### [Extrait source]
========================================================================

Quand j’entrai à la maison, ma sœur, qui avait honte de sa conduite, s’en alla dans les champs ; je mis dans mon tablier de travail deux chemises, quelques mouchoirs, chaussettes, un gilet de travail ; je priai ma mère de m’envoyer ma malle quand je la lui demanderais, que je ne la reverrais jamais puisqu’elle m’avait laissé traiter comme un bandit, qu’elle était une mauvaise mère ; et dans mon emportement à vider mon cœur trop plein de chagrin, je partis sans l’embrasser et n’embrassai pas non plus ma bonne grand-mère, qui me tendait les bras avec des sanglots étouffés. Je ne l’ai pas revue ; elle est morte avant que je revienne ; je ne me le suis jamais pardonné : c’est le remords de toute ma vie d’être parti sans avoir embrassé cette pauvre vieille qui m’aimait tant et que j’aimais bien aussi.

Riche de dix franes, j’arrivai à Montargis la nuit, après avoir fait trente kilomètres et mangé trois sous de pain avec un cervelas de trois sous ; passé par Briare, Gien, dans cette dernière ville, je couchai pour six sous dans une chambre d’ouvriers du chemin de fer ; mon lit était près de la fenêtre, qui restait ouverte parce que ça sentait mauvais : je ne pus dormir, l’homme qui se trouvait en face de moi était mort avant le jour de la typhoïde, ce qui avait produit un remue-ménage général.

De Gien, je partis pour Lorris, où je trouvai un patron qui, après m’avoir demandé ce que je savais faire, m’embaucha pour le lendemain. Je dormis bien cette nuit-là, tant j’étais heureux d’avoir trouvé du travail ; hélas ! j’avais compté tout seul, l’ouvrier de ce patron, pensant sans doute qu’il serait remercié (parce que vu mon jeune âge, je serais payé 15 françs par mois au lieu que lui avait 25 francs, vint me dire le lendemain à mon réveil que son patron ne me garderait qu’un mois, alors qu’à cinq ou six lieues de là, un bourrelier cherchait un ouvrier. Confiant, je le remerciai, il me conduisit hors de la ville, dans un sentier qui rejoignait la forêt d’Orléans où je m’engageai.

Je marchai dans cette forêt pendant quatre heures sans rencontrer personne, par un temps de brume ; on ne voyait pas à dix pas ; enfin un chemin déboucha sur le canal ; je ne mourrais donc pas cette fois de faim et de froid, perdu dans cette forêt. Je suivis le canal pendant deux heures environ et j’arrivai dans le village en question où le bourrelier me dit qu’il n’avait demandé d’ouvrier à personne ; il m’offrit du pain, du fromage et un verre de vin blanc, capable d’assaisonner une salade ; je le bus tout de même en le remerciant bien.

========================================================================

### [Tâche demandée]
Dans l'extrait, de quoi est mort l'homme qui dormait en face, dans la chambre d'ouvriers de Gien ?

========================================================================

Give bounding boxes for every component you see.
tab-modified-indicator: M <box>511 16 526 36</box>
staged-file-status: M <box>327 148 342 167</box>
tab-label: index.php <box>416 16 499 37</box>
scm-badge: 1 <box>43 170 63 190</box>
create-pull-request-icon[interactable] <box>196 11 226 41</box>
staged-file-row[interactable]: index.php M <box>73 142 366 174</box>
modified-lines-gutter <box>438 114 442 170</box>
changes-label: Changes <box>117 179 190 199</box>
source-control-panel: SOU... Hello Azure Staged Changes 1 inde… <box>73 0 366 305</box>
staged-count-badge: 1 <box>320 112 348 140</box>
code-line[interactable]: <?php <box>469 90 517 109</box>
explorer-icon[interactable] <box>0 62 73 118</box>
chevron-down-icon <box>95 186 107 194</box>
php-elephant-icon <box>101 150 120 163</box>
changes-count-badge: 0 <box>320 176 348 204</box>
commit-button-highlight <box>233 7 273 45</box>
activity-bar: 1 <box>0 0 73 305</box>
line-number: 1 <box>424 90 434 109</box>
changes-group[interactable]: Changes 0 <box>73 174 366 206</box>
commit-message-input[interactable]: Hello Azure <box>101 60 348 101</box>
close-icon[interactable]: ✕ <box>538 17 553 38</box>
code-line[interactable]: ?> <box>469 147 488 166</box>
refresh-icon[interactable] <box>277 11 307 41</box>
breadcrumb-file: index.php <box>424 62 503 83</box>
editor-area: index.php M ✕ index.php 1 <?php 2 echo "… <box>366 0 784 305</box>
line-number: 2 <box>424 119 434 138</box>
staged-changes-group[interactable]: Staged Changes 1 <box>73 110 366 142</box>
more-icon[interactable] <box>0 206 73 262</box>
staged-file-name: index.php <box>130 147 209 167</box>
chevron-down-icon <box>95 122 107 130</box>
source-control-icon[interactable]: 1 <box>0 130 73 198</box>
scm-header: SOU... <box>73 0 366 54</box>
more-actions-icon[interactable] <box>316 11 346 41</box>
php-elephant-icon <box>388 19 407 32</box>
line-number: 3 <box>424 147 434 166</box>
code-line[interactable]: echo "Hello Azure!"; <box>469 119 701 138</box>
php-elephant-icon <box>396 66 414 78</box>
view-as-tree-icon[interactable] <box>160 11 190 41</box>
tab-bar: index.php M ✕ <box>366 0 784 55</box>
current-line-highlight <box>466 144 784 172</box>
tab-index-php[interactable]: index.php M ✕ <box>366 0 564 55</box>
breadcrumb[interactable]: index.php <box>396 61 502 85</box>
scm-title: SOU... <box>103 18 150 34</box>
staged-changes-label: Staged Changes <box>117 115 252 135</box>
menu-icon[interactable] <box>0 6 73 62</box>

========================================================================

### [Réponse]
De la typhoïde.